**TASK TO COMPLETE**
Every record here needs to be written out again exactly.

— start of RECORD LIST —

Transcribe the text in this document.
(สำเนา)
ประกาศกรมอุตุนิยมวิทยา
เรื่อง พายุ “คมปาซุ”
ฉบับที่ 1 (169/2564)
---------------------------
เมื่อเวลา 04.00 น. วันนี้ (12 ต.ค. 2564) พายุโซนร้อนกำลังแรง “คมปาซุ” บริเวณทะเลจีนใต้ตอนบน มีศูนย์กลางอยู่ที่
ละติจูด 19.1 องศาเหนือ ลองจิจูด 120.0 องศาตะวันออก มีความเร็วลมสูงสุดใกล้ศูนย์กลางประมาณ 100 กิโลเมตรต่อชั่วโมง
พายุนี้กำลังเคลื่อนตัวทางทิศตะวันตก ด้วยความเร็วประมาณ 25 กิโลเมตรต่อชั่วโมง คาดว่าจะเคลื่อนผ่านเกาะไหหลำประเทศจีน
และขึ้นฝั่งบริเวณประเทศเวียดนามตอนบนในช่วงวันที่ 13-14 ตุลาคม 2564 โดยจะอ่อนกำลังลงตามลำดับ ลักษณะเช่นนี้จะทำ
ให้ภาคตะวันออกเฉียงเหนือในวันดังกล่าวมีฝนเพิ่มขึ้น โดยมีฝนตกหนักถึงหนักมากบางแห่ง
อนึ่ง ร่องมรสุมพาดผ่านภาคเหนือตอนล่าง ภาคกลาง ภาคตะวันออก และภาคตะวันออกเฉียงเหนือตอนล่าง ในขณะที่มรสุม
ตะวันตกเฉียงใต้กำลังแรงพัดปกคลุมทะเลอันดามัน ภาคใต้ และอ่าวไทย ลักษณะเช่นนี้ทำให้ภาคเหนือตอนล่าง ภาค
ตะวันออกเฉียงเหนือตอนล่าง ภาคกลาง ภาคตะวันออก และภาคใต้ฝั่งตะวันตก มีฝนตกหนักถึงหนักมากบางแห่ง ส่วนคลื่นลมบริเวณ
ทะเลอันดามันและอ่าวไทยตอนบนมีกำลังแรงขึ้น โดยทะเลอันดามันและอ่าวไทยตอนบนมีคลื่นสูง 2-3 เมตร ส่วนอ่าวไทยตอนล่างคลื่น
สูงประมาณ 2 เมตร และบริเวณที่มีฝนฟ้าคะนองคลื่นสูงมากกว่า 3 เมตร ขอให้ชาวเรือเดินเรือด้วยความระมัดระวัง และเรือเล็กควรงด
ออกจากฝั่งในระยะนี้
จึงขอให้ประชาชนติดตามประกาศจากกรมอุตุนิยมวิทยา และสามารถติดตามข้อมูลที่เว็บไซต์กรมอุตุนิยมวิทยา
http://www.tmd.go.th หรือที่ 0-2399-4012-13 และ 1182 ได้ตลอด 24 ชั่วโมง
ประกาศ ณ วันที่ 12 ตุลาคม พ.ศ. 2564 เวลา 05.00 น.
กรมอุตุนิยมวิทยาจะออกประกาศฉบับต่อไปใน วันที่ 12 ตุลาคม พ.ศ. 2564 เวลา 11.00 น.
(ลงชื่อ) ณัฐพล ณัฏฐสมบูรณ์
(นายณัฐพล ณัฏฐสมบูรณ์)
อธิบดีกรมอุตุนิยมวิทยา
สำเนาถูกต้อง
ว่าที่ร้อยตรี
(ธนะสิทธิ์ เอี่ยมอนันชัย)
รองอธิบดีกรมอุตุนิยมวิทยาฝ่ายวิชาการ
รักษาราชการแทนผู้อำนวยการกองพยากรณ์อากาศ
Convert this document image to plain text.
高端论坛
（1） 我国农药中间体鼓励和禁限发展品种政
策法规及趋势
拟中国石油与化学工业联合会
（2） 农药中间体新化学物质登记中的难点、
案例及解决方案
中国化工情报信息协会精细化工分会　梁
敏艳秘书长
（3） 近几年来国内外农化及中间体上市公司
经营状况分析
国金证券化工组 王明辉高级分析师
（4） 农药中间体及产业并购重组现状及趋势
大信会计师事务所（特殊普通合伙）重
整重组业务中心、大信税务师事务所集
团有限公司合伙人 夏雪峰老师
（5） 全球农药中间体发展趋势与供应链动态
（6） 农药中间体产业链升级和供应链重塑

— end of RECORD LIST —

**WRITTEN RESPONSE**
Transcribe the text in this document.
(สำเนา)
ประกาศกรมอุตุนิยมวิทยา
เรื่อง พายุ “คมปาซุ”
ฉบับที่ 1 (169/2564)
---------------------------
เมื่อเวลา 04.00 น. วันนี้ (12 ต.ค. 2564) พายุโซนร้อนกำลังแรง “คมปาซุ” บริเวณทะเลจีนใต้ตอนบน มีศูนย์กลางอยู่ที่
ละติจูด 19.1 องศาเหนือ ลองจิจูด 120.0 องศาตะวันออก มีความเร็วลมสูงสุดใกล้ศูนย์กลางประมาณ 100 กิโลเมตรต่อชั่วโมง
พายุนี้กำลังเคลื่อนตัวทางทิศตะวันตก ด้วยความเร็วประมาณ 25 กิโลเมตรต่อชั่วโมง คาดว่าจะเคลื่อนผ่านเกาะไหหลำประเทศจีน
และขึ้นฝั่งบริเวณประเทศเวียดนามตอนบนในช่วงวันที่ 13-14 ตุลาคม 2564 โดยจะอ่อนกำลังลงตามลำดับ ลักษณะเช่นนี้จะทำ
ให้ภาคตะวันออกเฉียงเหนือในวันดังกล่าวมีฝนเพิ่มขึ้น โดยมีฝนตกหนักถึงหนักมากบางแห่ง
อนึ่ง ร่องมรสุมพาดผ่านภาคเหนือตอนล่าง ภาคกลาง ภาคตะวันออก และภาคตะวันออกเฉียงเหนือตอนล่าง ในขณะที่มรสุม
ตะวันตกเฉียงใต้กำลังแรงพัดปกคลุมทะเลอันดามัน ภาคใต้ และอ่าวไทย ลักษณะเช่นนี้ทำให้ภาคเหนือตอนล่าง ภาค
ตะวันออกเฉียงเหนือตอนล่าง ภาคกลาง ภาคตะวันออก และภาคใต้ฝั่งตะวันตก มีฝนตกหนักถึงหนักมากบางแห่ง ส่วนคลื่นลมบริเวณ
ทะเลอันดามันและอ่าวไทยตอนบนมีกำลังแรงขึ้น โดยทะเลอันดามันและอ่าวไทยตอนบนมีคลื่นสูง 2-3 เมตร ส่วนอ่าวไทยตอนล่างคลื่น
สูงประมาณ 2 เมตร และบริเวณที่มีฝนฟ้าคะนองคลื่นสูงมากกว่า 3 เมตร ขอให้ชาวเรือเดินเรือด้วยความระมัดระวัง และเรือเล็กควรงด
ออกจากฝั่งในระยะนี้
จึงขอให้ประชาชนติดตามประกาศจากกรมอุตุนิยมวิทยา และสามารถติดตามข้อมูลที่เว็บไซต์กรมอุตุนิยมวิทยา
http://www.tmd.go.th หรือที่ 0-2399-4012-13 และ 1182 ได้ตลอด 24 ชั่วโมง
ประกาศ ณ วันที่ 12 ตุลาคม พ.ศ. 2564 เวลา 05.00 น.
กรมอุตุนิยมวิทยาจะออกประกาศฉบับต่อไปใน วันที่ 12 ตุลาคม พ.ศ. 2564 เวลา 11.00 น.
(ลงชื่อ) ณัฐพล ณัฏฐสมบูรณ์
(นายณัฐพล ณัฏฐสมบูรณ์)
อธิบดีกรมอุตุนิยมวิทยา
สำเนาถูกต้อง
ว่าที่ร้อยตรี
(ธนะสิทธิ์ เอี่ยมอนันชัย)
รองอธิบดีกรมอุตุนิยมวิทยาฝ่ายวิชาการ
รักษาราชการแทนผู้อำนวยการกองพยากรณ์อากาศ
Convert this document image to plain text.
高端论坛
（1） 我国农药中间体鼓励和禁限发展品种政
策法规及趋势
拟中国石油与化学工业联合会
（2） 农药中间体新化学物质登记中的难点、
案例及解决方案
中国化工情报信息协会精细化工分会　梁
敏艳秘书长
（3） 近几年来国内外农化及中间体上市公司
经营状况分析
国金证券化工组 王明辉高级分析师
（4） 农药中间体及产业并购重组现状及趋势
大信会计师事务所（特殊普通合伙）重
整重组业务中心、大信税务师事务所集
团有限公司合伙人 夏雪峰老师
（5） 全球农药中间体发展趋势与供应链动态
（6） 农药中间体产业链升级和供应链重塑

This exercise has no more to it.